§ **What the task requires**
Search the records for "Rain". Copy every line where it appears.

§ **Exercise input**
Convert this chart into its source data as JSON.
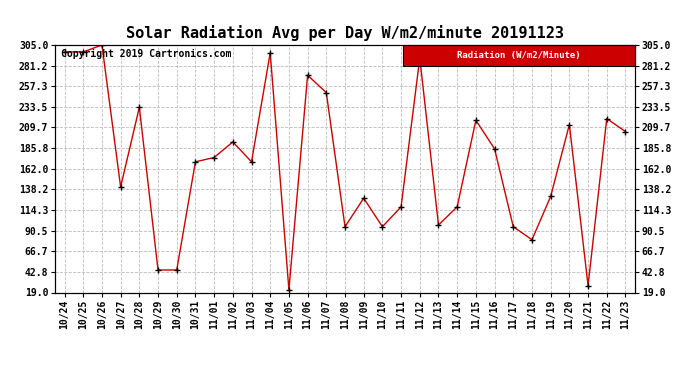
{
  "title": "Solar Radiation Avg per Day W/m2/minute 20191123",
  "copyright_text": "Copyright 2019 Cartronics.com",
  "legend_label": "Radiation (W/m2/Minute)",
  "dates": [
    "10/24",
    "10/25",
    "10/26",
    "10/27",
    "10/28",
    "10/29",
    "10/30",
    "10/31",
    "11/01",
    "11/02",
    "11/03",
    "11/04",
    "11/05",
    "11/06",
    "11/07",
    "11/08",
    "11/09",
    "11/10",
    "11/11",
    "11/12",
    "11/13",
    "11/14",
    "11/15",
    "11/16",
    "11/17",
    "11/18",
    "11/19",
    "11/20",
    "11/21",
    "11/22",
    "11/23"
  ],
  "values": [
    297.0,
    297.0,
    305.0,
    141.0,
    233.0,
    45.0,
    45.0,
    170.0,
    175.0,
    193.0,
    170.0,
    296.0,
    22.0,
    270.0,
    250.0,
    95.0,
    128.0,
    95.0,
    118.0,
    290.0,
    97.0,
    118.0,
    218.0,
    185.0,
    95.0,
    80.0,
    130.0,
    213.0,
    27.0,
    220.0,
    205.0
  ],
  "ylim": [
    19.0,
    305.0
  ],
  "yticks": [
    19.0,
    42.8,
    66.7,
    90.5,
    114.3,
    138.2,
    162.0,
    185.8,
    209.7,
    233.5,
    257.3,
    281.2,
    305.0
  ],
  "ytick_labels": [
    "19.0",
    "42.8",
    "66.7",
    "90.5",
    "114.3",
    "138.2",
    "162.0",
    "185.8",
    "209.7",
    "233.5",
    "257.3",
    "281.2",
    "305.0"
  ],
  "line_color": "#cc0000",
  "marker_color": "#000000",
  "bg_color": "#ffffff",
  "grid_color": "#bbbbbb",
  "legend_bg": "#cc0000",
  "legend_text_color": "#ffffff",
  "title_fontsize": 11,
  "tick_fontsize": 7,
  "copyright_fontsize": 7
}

--

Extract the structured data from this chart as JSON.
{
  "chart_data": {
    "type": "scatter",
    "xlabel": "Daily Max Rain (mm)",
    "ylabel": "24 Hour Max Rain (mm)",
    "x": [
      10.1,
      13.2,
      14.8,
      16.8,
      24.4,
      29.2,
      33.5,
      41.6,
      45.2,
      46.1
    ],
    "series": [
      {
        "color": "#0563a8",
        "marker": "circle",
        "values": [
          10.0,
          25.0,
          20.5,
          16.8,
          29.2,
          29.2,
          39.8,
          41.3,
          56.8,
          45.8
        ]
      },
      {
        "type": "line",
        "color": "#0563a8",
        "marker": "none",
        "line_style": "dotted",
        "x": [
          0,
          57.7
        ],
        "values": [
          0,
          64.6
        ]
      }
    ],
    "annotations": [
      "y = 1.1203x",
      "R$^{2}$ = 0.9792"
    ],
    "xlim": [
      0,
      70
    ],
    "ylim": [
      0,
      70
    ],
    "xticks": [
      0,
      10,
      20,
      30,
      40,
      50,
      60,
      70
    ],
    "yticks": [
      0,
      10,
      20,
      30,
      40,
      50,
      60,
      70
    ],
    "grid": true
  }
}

==

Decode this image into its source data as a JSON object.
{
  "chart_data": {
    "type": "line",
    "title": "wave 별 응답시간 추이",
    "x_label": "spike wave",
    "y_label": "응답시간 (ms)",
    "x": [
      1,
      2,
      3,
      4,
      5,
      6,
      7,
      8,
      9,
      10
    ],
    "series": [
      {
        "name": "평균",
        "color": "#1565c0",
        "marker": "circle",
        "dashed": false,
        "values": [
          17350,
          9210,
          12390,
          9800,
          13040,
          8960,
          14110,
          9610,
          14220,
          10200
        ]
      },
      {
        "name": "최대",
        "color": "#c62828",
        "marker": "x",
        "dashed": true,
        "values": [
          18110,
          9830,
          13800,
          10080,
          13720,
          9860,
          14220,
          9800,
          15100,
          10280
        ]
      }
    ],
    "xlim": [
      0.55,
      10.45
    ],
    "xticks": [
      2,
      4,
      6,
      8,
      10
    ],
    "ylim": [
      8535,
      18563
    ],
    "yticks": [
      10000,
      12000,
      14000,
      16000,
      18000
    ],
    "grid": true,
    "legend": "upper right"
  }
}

§ **Expected output**
    "xlabel": "Daily Max Rain (mm)",
    "ylabel": "24 Hour Max Rain (mm)",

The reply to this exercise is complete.